─── PASSAGE

## Physics-based Deep Learning for electromagnetics

Numerical simulations of electromagnetic wave propagation
problems primarily rely on spatially and temporally
discretization of the system of time-domain Maxwell equations
using finite difference or finite element type methods. For
complex and realistic three-dimensional situations, such a
process can be computationally prohibitive, especially in view
of many-query analyses (e.g., optimization design and
uncertainty quantification). Therefore, developing
cost-effective surrogate models is of great practical
significance. Among the different possible approaches for
building a surrogate model of a given PDE system in a
non-intrusive way (i.e., with minimal modifications to an
existing discretization-based simulation methodology),
approaches based on neural networks and Deep Learning (DL) has
recently shown new promises due to their capability of
handling nonlinear or/and high dimensional problems. In the
present study, we propose to focus on the particular case of
Physics-Informed Neural Networks (PINNs). PINNs are neural
networks trained to solve supervised learning tasks while
respecting any given laws of physics described by a general
(possibly nonlinear) PDE system. They seamlessly integrate the
information from both the measurements and partial
differential equations (PDEs) by embedding the PDEs into the
loss function of a neural network using automatic
differentiation.

──────
─── EXCERPTED RECORDS

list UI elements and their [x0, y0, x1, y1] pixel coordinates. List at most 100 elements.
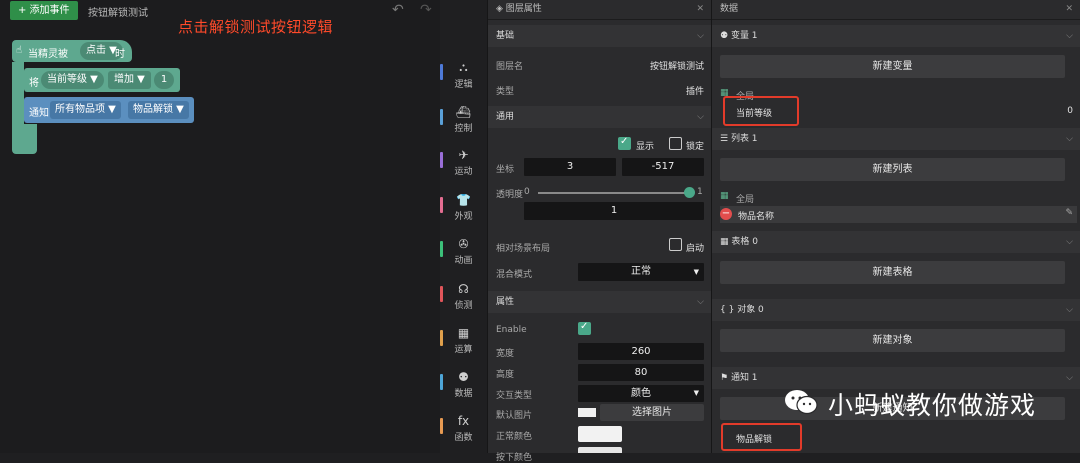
- layer-type-label: 类型: [496, 87, 515, 97]
- block-workspace[interactable]: + 添加事件 按钮解锁测试 ↶ ↷ 点击解锁测试按钮逻辑 ☝ 当精灵被 点击 ▼…: [0, 0, 440, 453]
- list-item-name: 物品名称: [738, 212, 775, 222]
- target-dropdown[interactable]: 所有物品项 ▼: [50, 101, 121, 119]
- opacity-slider[interactable]: [538, 187, 695, 198]
- new-variable-button[interactable]: 新建变量: [720, 55, 1065, 78]
- category-6[interactable]: ▦ 运算: [440, 326, 487, 355]
- enable-checkbox[interactable]: ✓: [578, 321, 591, 335]
- hat-suffix: 时: [115, 49, 125, 60]
- category-7[interactable]: ⚉ 数据: [440, 370, 487, 399]
- section-tables-title: 表格 0: [731, 237, 758, 247]
- section-variables[interactable]: ⚉ 变量 1 ⌵: [712, 25, 1080, 47]
- height-label: 高度: [496, 370, 515, 380]
- add-event-button[interactable]: + 添加事件: [10, 1, 78, 20]
- lock-checkbox[interactable]: [669, 137, 682, 150]
- close-icon[interactable]: ✕: [1065, 0, 1073, 19]
- category-0[interactable]: ⛬ 逻辑: [440, 60, 487, 90]
- category-icon: ✇: [458, 237, 469, 251]
- category-stripe: [440, 197, 443, 213]
- notify-block[interactable]: 通知 所有物品项 ▼ 物品解锁 ▼: [24, 97, 194, 123]
- notification-icon: ⚑: [720, 373, 731, 383]
- interaction-value: 颜色: [631, 388, 651, 399]
- operation-dropdown[interactable]: 增加 ▼: [108, 71, 151, 89]
- layer-properties-panel: ◈ 图层属性 ✕ 基础 ⌵ 图层名 按钮解锁测试 类型 插件 通用 ⌵ ✓ 显示 锁…: [487, 0, 712, 463]
- normal-color-label: 正常颜色: [496, 432, 533, 442]
- blend-mode-select[interactable]: 正常 ▼: [578, 263, 704, 281]
- new-table-button[interactable]: 新建表格: [720, 261, 1065, 284]
- normal-color-swatch[interactable]: [578, 426, 622, 442]
- section-tables[interactable]: ▦ 表格 0 ⌵: [712, 231, 1080, 253]
- new-list-button[interactable]: 新建列表: [720, 158, 1065, 181]
- edit-pencil-icon[interactable]: ✎: [1065, 208, 1073, 218]
- section-general[interactable]: 通用 ⌵: [488, 106, 712, 128]
- category-4[interactable]: ✇ 动画: [440, 237, 487, 266]
- category-label: 逻辑: [454, 80, 473, 90]
- category-label: 数据: [454, 389, 473, 399]
- category-label: 运算: [454, 345, 473, 355]
- category-label: 动画: [454, 256, 473, 266]
- braces-icon: { }: [720, 305, 738, 315]
- category-stripe: [440, 152, 443, 168]
- data-panel-header: 数据 ✕: [712, 0, 1080, 20]
- layer-name-value: 按钮解锁测试: [649, 62, 704, 72]
- y-input[interactable]: -517: [622, 158, 704, 176]
- number-input[interactable]: 1: [154, 71, 174, 89]
- opacity-max: 1: [697, 187, 703, 197]
- section-variables-title: 变量 1: [730, 31, 758, 41]
- category-1[interactable]: ⛴ 控制: [440, 105, 487, 134]
- undo-icon[interactable]: ↶: [392, 2, 404, 18]
- lock-label: 锁定: [686, 142, 705, 152]
- visible-label: 显示: [636, 142, 655, 152]
- section-props[interactable]: 属性 ⌵: [488, 291, 712, 313]
- highlight-box: [721, 423, 802, 451]
- section-lists-title: 列表 1: [730, 134, 758, 144]
- list-item-row[interactable]: − 物品名称 ✎: [720, 206, 1077, 223]
- category-icon: ▦: [457, 326, 470, 340]
- layer-type-value: 插件: [685, 87, 704, 97]
- opacity-input[interactable]: 1: [524, 202, 704, 220]
- table-icon: ▦: [720, 237, 732, 247]
- message-dropdown[interactable]: 物品解锁 ▼: [128, 101, 189, 119]
- data-panel-title: 数据: [720, 4, 739, 14]
- new-object-button[interactable]: 新建对象: [720, 329, 1065, 352]
- category-8[interactable]: fx 函数: [440, 414, 487, 443]
- category-icon: ☊: [458, 282, 469, 296]
- section-lists[interactable]: ☰ 列表 1 ⌵: [712, 128, 1080, 150]
- width-label: 宽度: [496, 349, 515, 359]
- caret-down-icon: ▼: [693, 389, 699, 397]
- block-category-bar: ⛬ 逻辑 ⛴ 控制 ✈ 运动 👕 外观 ✇ 动画 ☊ 侦测 ▦ 运算 ⚉ 数据 fx 函数: [440, 0, 487, 453]
- category-2[interactable]: ✈ 运动: [440, 148, 487, 177]
- chevron-down-icon: ⌵: [1066, 31, 1073, 41]
- category-3[interactable]: 👕 外观: [440, 193, 487, 222]
- relative-layout-checkbox[interactable]: [669, 238, 682, 251]
- set-variable-block[interactable]: 将 当前等级 ▼ 增加 ▼ 1: [24, 68, 180, 92]
- height-input[interactable]: 80: [578, 364, 704, 381]
- interaction-label: 交互类型: [496, 391, 533, 401]
- x-input[interactable]: 3: [524, 158, 616, 176]
- section-notifications-title: 通知 1: [730, 373, 758, 383]
- choose-image-button[interactable]: 选择图片: [600, 404, 704, 421]
- category-label: 侦测: [454, 301, 473, 311]
- interaction-select[interactable]: 颜色 ▼: [578, 385, 704, 402]
- caret-down-icon: ▼: [693, 268, 699, 276]
- default-image-label: 默认图片: [496, 411, 533, 421]
- width-input[interactable]: 260: [578, 343, 704, 360]
- visible-checkbox[interactable]: ✓: [618, 136, 631, 150]
- section-props-title: 属性: [496, 297, 515, 307]
- close-icon[interactable]: ✕: [696, 0, 704, 19]
- chevron-down-icon: ⌵: [1066, 305, 1073, 315]
- remove-icon[interactable]: −: [720, 208, 732, 220]
- section-basic[interactable]: 基础 ⌵: [488, 25, 712, 47]
- category-stripe: [440, 374, 443, 390]
- coord-label: 坐标: [496, 165, 515, 175]
- chevron-down-icon: ⌵: [697, 297, 704, 307]
- category-5[interactable]: ☊ 侦测: [440, 282, 487, 311]
- pressed-color-swatch[interactable]: [578, 447, 622, 453]
- layer-name-label: 图层名: [496, 62, 524, 72]
- opacity-slider-thumb[interactable]: [684, 187, 695, 198]
- redo-icon[interactable]: ↷: [420, 2, 432, 18]
- layers-icon: ◈: [496, 4, 506, 14]
- event-hat-block[interactable]: ☝ 当精灵被 点击 ▼ 时: [12, 40, 132, 62]
- variable-dropdown[interactable]: 当前等级 ▼: [41, 71, 104, 89]
- section-objects[interactable]: { } 对象 0 ⌵: [712, 299, 1080, 321]
- variable-icon: ⚉: [720, 31, 731, 41]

──────

* [INSTRUCTIONS FOR THE TASK]:
Condense the paragraph beginning "Numerical simulations of electromagnetic wave propagation" from the electromagnetics passage into a short bulleted list that keeps its main facts.

* [RESULT OF THIS EXERCISE]:
- Simulating electromagnetic wave propagation usually means discretizing the time-domain Maxwell equations in space and time with finite difference or finite element methods.
- For complex, realistic 3D cases this can be computationally prohibitive, especially for many-query analyses such as optimization design and uncertainty quantification.
- Cost-effective surrogate models are therefore of great practical value.
- Among non-intrusive ways to build a surrogate of a PDE system, neural network and Deep Learning approaches have recently shown promise because they can handle nonlinear and/or high-dimensional problems.
- The study focuses on Physics-Informed Neural Networks (PINNs), which are trained on supervised tasks while respecting physical laws given by a general, possibly nonlinear, PDE system.
- PINNs combine measurement data with the PDEs by embedding the PDEs into the network's loss function through automatic differentiation.